Go through the listing and set it down exactly, leaving out its pictures.

* Start Data lines *

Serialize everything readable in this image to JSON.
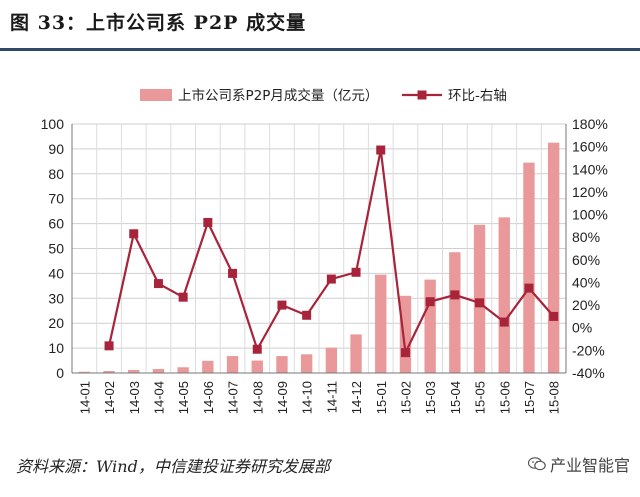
{
  "header": {
    "title": "图 33：上市公司系 P2P 成交量"
  },
  "source": "资料来源：Wind，中信建投证券研究发展部",
  "watermark": {
    "icon": "wechat-icon",
    "text": "产业智能官"
  },
  "colors": {
    "bar": "#e99999",
    "line": "#a8243a",
    "rule": "#2e4a66"
  },
  "chart_data": {
    "type": "bar",
    "title": "",
    "xlabel": "",
    "ylabel": "",
    "categories": [
      "14-01",
      "14-02",
      "14-03",
      "14-04",
      "14-05",
      "14-06",
      "14-07",
      "14-08",
      "14-09",
      "14-10",
      "14-11",
      "14-12",
      "15-01",
      "15-02",
      "15-03",
      "15-04",
      "15-05",
      "15-06",
      "15-07",
      "15-08"
    ],
    "series": [
      {
        "name": "上市公司系P2P月成交量（亿元）",
        "type": "bar",
        "axis": "left",
        "values": [
          0.5,
          0.8,
          1.2,
          1.6,
          2.3,
          4.9,
          6.8,
          5.0,
          6.8,
          7.5,
          10.2,
          15.5,
          39.5,
          31.0,
          37.5,
          48.5,
          59.5,
          62.5,
          84.5,
          92.5
        ]
      },
      {
        "name": "环比-右轴",
        "type": "line",
        "axis": "right",
        "values": [
          null,
          -16,
          83,
          39,
          27,
          93,
          48,
          -19,
          20,
          11,
          43,
          49,
          157,
          -22,
          23,
          29,
          22,
          5,
          35,
          10
        ]
      }
    ],
    "y_left": {
      "ylim": [
        0,
        100
      ],
      "ticks": [
        0,
        10,
        20,
        30,
        40,
        50,
        60,
        70,
        80,
        90,
        100
      ]
    },
    "y_right": {
      "ylim": [
        -40,
        180
      ],
      "ticks": [
        -40,
        -20,
        0,
        20,
        40,
        60,
        80,
        100,
        120,
        140,
        160,
        180
      ],
      "unit": "%"
    },
    "grid": true,
    "legend_position": "top"
  }
}
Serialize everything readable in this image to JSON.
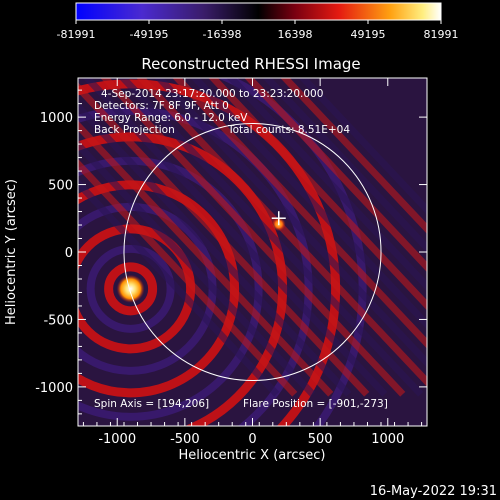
{
  "chart_data": {
    "type": "heatmap",
    "title": "Reconstructed RHESSI Image",
    "xlabel": "Heliocentric X (arcsec)",
    "ylabel": "Heliocentric Y (arcsec)",
    "xlim": [
      -1290,
      1290
    ],
    "ylim": [
      -1290,
      1290
    ],
    "x_ticks": [
      -1000,
      -500,
      0,
      500,
      1000
    ],
    "y_ticks": [
      -1000,
      -500,
      0,
      500,
      1000
    ],
    "colorbar": {
      "min": -81991,
      "max": 81991,
      "tick_values": [
        -81991,
        -49195,
        -16398,
        16398,
        49195,
        81991
      ],
      "tick_labels": [
        "-81991",
        "-49195",
        "-16398",
        "16398",
        "49195",
        "81991"
      ]
    },
    "annotations": {
      "time_range": "4-Sep-2014 23:17:20.000 to 23:23:20.000",
      "detectors": "Detectors: 7F 8F 9F, Att 0",
      "energy_range": "Energy Range: 6.0 - 12.0 keV",
      "method": "Back Projection",
      "total_counts": "Total counts: 8.51E+04",
      "spin_axis": "Spin Axis = [194,206]",
      "flare_position": "Flare Position = [-901,-273]"
    },
    "solar_limb_radius_arcsec": 950,
    "sources": [
      {
        "x": -901,
        "y": -273,
        "peak": 81991
      },
      {
        "x": 194,
        "y": 206,
        "peak": 30000
      }
    ],
    "plot_timestamp": "16-May-2022 19:31"
  }
}
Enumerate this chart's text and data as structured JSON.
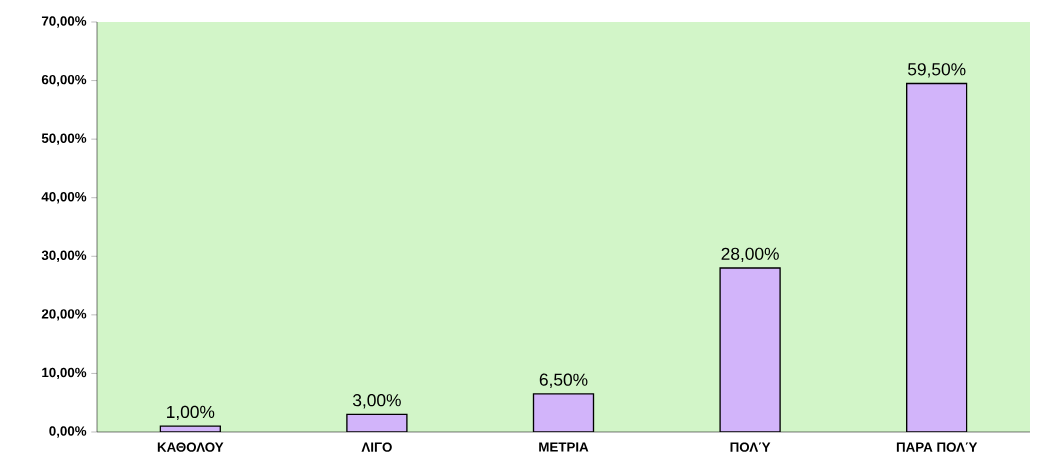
{
  "chart_data": {
    "type": "bar",
    "categories": [
      "ΚΑΘΟΛΟΥ",
      "ΛΙΓΟ",
      "ΜΕΤΡΙΑ",
      "ΠΟΛΎ",
      "ΠΑΡΑ ΠΟΛΎ"
    ],
    "values": [
      1.0,
      3.0,
      6.5,
      28.0,
      59.5
    ],
    "value_labels": [
      "1,00%",
      "3,00%",
      "6,50%",
      "28,00%",
      "59,50%"
    ],
    "color": "#d2b4fa",
    "ylim": [
      0,
      70
    ],
    "yticks": [
      {
        "value": 0,
        "label": "0,00%"
      },
      {
        "value": 10,
        "label": "10,00%"
      },
      {
        "value": 20,
        "label": "20,00%"
      },
      {
        "value": 30,
        "label": "30,00%"
      },
      {
        "value": 40,
        "label": "40,00%"
      },
      {
        "value": 50,
        "label": "50,00%"
      },
      {
        "value": 60,
        "label": "60,00%"
      },
      {
        "value": 70,
        "label": "70,00%"
      }
    ],
    "grid": false
  }
}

* End Data lines *

* _Exercise result_
Serialize everything readable in this image to JSON.
{
  "header": {
    "title": "图 33：上市公司系 P2P 成交量"
  },
  "source": "资料来源：Wind，中信建投证券研究发展部",
  "watermark": {
    "icon": "wechat-icon",
    "text": "产业智能官"
  },
  "colors": {
    "bar": "#e99999",
    "line": "#a8243a",
    "rule": "#2e4a66"
  },
  "chart_data": {
    "type": "bar",
    "title": "",
    "xlabel": "",
    "ylabel": "",
    "categories": [
      "14-01",
      "14-02",
      "14-03",
      "14-04",
      "14-05",
      "14-06",
      "14-07",
      "14-08",
      "14-09",
      "14-10",
      "14-11",
      "14-12",
      "15-01",
      "15-02",
      "15-03",
      "15-04",
      "15-05",
      "15-06",
      "15-07",
      "15-08"
    ],
    "series": [
      {
        "name": "上市公司系P2P月成交量（亿元）",
        "type": "bar",
        "axis": "left",
        "values": [
          0.5,
          0.8,
          1.2,
          1.6,
          2.3,
          4.9,
          6.8,
          5.0,
          6.8,
          7.5,
          10.2,
          15.5,
          39.5,
          31.0,
          37.5,
          48.5,
          59.5,
          62.5,
          84.5,
          92.5
        ]
      },
      {
        "name": "环比-右轴",
        "type": "line",
        "axis": "right",
        "values": [
          null,
          -16,
          83,
          39,
          27,
          93,
          48,
          -19,
          20,
          11,
          43,
          49,
          157,
          -22,
          23,
          29,
          22,
          5,
          35,
          10
        ]
      }
    ],
    "y_left": {
      "ylim": [
        0,
        100
      ],
      "ticks": [
        0,
        10,
        20,
        30,
        40,
        50,
        60,
        70,
        80,
        90,
        100
      ]
    },
    "y_right": {
      "ylim": [
        -40,
        180
      ],
      "ticks": [
        -40,
        -20,
        0,
        20,
        40,
        60,
        80,
        100,
        120,
        140,
        160,
        180
      ],
      "unit": "%"
    },
    "grid": true,
    "legend_position": "top"
  }
}
Serialize everything readable in this image to JSON.
{
  "chart_data": {
    "type": "heatmap",
    "title": "Reconstructed RHESSI Image",
    "xlabel": "Heliocentric X (arcsec)",
    "ylabel": "Heliocentric Y (arcsec)",
    "xlim": [
      -1290,
      1290
    ],
    "ylim": [
      -1290,
      1290
    ],
    "x_ticks": [
      -1000,
      -500,
      0,
      500,
      1000
    ],
    "y_ticks": [
      -1000,
      -500,
      0,
      500,
      1000
    ],
    "colorbar": {
      "min": -81991,
      "max": 81991,
      "tick_values": [
        -81991,
        -49195,
        -16398,
        16398,
        49195,
        81991
      ],
      "tick_labels": [
        "-81991",
        "-49195",
        "-16398",
        "16398",
        "49195",
        "81991"
      ]
    },
    "annotations": {
      "time_range": "4-Sep-2014 23:17:20.000 to 23:23:20.000",
      "detectors": "Detectors: 7F 8F 9F, Att 0",
      "energy_range": "Energy Range: 6.0 - 12.0 keV",
      "method": "Back Projection",
      "total_counts": "Total counts: 8.51E+04",
      "spin_axis": "Spin Axis = [194,206]",
      "flare_position": "Flare Position = [-901,-273]"
    },
    "solar_limb_radius_arcsec": 950,
    "sources": [
      {
        "x": -901,
        "y": -273,
        "peak": 81991
      },
      {
        "x": 194,
        "y": 206,
        "peak": 30000
      }
    ],
    "plot_timestamp": "16-May-2022 19:31"
  }
}
Enumerate this chart's text and data as structured JSON.
{
  "chart_data": {
    "type": "bar",
    "categories": [
      "ΚΑΘΟΛΟΥ",
      "ΛΙΓΟ",
      "ΜΕΤΡΙΑ",
      "ΠΟΛΎ",
      "ΠΑΡΑ ΠΟΛΎ"
    ],
    "values": [
      1.0,
      3.0,
      6.5,
      28.0,
      59.5
    ],
    "value_labels": [
      "1,00%",
      "3,00%",
      "6,50%",
      "28,00%",
      "59,50%"
    ],
    "color": "#d2b4fa",
    "ylim": [
      0,
      70
    ],
    "yticks": [
      {
        "value": 0,
        "label": "0,00%"
      },
      {
        "value": 10,
        "label": "10,00%"
      },
      {
        "value": 20,
        "label": "20,00%"
      },
      {
        "value": 30,
        "label": "30,00%"
      },
      {
        "value": 40,
        "label": "40,00%"
      },
      {
        "value": 50,
        "label": "50,00%"
      },
      {
        "value": 60,
        "label": "60,00%"
      },
      {
        "value": 70,
        "label": "70,00%"
      }
    ],
    "grid": false
  }
}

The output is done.